[Begin DATASET]

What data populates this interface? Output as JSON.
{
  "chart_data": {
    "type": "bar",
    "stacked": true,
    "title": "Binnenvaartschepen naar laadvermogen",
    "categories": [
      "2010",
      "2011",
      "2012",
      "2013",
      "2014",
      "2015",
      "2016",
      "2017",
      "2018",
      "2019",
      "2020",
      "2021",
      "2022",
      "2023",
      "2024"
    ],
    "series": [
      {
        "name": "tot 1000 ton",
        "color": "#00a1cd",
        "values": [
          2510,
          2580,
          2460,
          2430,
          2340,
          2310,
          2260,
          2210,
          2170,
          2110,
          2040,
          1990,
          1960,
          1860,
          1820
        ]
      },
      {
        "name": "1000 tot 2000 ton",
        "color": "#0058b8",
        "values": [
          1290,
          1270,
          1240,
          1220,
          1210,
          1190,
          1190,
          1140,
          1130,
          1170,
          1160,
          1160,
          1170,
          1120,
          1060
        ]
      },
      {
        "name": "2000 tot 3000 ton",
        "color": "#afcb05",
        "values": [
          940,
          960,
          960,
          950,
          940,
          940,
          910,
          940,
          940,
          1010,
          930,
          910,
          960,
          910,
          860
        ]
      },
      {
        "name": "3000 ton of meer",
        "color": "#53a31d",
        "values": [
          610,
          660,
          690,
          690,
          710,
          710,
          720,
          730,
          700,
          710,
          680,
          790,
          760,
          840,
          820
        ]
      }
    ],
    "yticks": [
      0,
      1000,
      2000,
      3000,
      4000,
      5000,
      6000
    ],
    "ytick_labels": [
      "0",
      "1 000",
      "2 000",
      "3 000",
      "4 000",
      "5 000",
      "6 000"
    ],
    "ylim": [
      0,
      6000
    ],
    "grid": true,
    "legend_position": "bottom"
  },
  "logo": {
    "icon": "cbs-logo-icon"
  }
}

[End DATASET]
[Begin DATASET]

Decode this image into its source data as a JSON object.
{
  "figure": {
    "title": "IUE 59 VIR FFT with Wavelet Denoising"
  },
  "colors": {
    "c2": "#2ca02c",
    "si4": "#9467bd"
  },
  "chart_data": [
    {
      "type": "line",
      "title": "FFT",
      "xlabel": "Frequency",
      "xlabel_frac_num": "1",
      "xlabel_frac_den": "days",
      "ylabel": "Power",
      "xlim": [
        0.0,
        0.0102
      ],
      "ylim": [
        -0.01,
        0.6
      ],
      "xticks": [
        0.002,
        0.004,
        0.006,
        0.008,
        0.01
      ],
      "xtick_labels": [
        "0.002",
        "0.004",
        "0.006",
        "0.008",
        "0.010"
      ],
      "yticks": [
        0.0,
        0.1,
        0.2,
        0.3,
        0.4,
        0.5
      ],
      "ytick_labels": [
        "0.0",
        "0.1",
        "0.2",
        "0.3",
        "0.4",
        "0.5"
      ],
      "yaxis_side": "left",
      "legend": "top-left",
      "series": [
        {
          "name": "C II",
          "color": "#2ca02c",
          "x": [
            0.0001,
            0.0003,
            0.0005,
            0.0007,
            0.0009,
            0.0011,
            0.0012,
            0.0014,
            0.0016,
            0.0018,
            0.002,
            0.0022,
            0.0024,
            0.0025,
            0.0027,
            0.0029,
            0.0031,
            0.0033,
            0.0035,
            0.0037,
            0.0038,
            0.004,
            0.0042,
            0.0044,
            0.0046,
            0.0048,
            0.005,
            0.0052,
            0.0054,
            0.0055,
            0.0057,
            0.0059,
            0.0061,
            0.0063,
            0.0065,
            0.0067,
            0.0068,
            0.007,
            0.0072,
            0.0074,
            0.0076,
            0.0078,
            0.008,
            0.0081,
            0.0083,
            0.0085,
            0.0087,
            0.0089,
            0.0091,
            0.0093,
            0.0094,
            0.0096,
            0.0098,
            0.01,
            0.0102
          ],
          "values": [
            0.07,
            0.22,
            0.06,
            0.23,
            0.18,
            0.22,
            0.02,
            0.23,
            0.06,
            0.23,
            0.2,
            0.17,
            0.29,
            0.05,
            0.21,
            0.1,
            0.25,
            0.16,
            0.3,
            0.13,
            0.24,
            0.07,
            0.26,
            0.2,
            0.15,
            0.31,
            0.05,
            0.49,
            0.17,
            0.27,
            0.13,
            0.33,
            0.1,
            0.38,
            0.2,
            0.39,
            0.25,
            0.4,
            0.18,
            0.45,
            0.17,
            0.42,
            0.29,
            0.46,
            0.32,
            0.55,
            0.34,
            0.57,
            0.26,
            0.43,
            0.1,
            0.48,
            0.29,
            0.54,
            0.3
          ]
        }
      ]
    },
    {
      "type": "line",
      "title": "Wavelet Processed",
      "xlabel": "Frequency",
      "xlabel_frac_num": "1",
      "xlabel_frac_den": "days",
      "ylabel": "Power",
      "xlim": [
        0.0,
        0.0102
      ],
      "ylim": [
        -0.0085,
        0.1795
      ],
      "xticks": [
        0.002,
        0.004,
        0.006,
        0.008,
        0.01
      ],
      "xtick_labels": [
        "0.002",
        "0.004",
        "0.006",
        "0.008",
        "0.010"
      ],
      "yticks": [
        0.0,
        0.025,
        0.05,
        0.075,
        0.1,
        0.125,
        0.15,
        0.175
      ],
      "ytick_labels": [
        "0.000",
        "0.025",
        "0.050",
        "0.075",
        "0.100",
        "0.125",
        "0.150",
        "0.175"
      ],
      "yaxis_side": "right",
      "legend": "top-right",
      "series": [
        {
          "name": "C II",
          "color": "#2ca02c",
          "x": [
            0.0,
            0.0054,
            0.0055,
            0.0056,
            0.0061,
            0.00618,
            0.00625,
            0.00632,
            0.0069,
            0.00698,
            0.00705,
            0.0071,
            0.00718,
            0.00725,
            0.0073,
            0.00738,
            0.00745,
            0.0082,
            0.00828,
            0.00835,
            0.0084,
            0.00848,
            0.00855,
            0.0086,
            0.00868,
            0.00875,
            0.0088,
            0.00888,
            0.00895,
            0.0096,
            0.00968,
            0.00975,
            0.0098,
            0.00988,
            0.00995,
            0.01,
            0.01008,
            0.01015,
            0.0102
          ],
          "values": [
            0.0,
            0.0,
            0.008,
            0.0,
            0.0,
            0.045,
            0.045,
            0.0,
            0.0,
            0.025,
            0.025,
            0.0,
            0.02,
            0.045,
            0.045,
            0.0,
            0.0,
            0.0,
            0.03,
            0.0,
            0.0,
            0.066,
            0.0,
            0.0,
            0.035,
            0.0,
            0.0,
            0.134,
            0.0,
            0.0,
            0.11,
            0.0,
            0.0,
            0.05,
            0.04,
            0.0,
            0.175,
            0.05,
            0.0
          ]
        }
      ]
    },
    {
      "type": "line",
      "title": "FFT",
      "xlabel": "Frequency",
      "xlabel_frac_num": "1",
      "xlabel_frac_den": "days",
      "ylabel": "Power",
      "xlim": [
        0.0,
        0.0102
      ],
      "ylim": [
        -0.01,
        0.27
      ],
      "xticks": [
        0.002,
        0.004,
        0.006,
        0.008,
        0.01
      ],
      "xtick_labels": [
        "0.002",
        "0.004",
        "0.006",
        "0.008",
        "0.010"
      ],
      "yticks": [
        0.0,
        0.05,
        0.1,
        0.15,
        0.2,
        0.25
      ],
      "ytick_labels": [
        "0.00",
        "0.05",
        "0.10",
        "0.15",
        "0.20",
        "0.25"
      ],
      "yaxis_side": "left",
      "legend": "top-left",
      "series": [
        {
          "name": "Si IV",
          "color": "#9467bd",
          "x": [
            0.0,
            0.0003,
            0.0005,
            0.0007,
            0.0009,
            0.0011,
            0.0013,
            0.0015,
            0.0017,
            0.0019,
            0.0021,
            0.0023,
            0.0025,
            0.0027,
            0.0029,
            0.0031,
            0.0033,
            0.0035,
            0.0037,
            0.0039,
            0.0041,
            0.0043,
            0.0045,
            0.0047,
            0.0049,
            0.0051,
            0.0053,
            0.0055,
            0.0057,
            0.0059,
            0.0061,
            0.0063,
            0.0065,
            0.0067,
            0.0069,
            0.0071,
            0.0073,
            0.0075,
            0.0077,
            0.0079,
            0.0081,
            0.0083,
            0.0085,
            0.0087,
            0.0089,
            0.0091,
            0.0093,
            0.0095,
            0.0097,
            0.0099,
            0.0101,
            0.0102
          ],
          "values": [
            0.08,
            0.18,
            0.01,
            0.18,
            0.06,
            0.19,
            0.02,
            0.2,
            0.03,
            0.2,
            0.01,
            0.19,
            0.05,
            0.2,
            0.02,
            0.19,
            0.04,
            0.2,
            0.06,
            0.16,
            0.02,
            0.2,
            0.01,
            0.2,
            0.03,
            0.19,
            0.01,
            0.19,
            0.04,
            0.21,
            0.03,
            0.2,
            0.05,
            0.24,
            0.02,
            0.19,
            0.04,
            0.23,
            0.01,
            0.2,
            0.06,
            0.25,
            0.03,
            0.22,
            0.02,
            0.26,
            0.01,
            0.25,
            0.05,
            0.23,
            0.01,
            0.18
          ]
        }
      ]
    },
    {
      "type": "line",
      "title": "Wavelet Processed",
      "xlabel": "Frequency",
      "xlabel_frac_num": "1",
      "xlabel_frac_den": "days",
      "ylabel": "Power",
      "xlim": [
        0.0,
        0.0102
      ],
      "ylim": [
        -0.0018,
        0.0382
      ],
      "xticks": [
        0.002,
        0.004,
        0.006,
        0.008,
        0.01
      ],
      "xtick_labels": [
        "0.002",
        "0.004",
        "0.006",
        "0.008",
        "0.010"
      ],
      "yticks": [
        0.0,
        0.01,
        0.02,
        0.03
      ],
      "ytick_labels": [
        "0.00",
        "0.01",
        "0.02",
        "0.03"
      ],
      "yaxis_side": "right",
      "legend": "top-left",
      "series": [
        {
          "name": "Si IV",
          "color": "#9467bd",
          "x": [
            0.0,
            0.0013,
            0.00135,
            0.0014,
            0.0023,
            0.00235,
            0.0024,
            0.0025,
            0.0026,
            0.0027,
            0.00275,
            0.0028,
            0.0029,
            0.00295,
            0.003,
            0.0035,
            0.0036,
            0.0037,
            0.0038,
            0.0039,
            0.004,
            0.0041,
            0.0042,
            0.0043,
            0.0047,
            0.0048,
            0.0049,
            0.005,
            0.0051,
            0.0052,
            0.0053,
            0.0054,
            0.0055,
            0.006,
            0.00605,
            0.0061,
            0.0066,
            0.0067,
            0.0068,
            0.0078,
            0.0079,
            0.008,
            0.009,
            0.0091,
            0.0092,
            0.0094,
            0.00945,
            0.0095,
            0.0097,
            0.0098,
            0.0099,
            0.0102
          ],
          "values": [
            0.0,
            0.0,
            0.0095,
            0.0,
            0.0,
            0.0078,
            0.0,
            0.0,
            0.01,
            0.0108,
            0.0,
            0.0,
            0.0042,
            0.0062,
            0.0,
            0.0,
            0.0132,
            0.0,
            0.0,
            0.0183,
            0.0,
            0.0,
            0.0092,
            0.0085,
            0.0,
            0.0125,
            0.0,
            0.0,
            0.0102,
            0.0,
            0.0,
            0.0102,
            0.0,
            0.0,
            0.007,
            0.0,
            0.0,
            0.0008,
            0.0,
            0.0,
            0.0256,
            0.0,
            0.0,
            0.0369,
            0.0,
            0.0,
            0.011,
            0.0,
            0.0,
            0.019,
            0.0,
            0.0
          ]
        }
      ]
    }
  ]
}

[End DATASET]
[Begin DATASET]

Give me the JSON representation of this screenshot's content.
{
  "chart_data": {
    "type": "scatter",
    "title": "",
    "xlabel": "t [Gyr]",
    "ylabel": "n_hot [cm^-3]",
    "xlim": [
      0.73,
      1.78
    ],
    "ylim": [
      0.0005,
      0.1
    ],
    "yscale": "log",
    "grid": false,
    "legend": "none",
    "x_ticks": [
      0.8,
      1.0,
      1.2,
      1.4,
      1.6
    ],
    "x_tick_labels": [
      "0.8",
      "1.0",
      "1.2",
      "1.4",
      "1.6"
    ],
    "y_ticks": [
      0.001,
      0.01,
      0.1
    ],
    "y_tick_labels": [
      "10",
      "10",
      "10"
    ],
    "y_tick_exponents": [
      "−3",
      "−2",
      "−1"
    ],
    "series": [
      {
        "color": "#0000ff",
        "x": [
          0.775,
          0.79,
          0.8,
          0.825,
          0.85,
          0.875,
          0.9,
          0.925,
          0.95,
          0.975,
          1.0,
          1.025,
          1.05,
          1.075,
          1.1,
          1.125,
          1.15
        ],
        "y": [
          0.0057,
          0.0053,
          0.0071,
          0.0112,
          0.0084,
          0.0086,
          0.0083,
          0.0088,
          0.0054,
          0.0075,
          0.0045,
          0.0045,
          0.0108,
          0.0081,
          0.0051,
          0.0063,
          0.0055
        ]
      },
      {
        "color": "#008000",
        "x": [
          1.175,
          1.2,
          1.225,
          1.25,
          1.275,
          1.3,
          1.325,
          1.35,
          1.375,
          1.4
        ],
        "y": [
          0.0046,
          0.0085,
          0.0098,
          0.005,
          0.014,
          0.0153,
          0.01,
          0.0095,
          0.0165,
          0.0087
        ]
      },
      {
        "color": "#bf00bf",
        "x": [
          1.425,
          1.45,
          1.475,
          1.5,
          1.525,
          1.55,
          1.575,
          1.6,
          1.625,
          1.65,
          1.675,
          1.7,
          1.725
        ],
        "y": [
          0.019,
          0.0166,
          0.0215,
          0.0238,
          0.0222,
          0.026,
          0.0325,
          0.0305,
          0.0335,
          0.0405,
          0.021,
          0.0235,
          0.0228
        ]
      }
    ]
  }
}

[End DATASET]

— EXERCISE PROMPT —
Filter the records above for lines containing the word "this", and copy those lines.

— RESULT —
What data populates this interface? Output as JSON.
Decode this image into its source data as a JSON object.
Give me the JSON representation of this screenshot's content.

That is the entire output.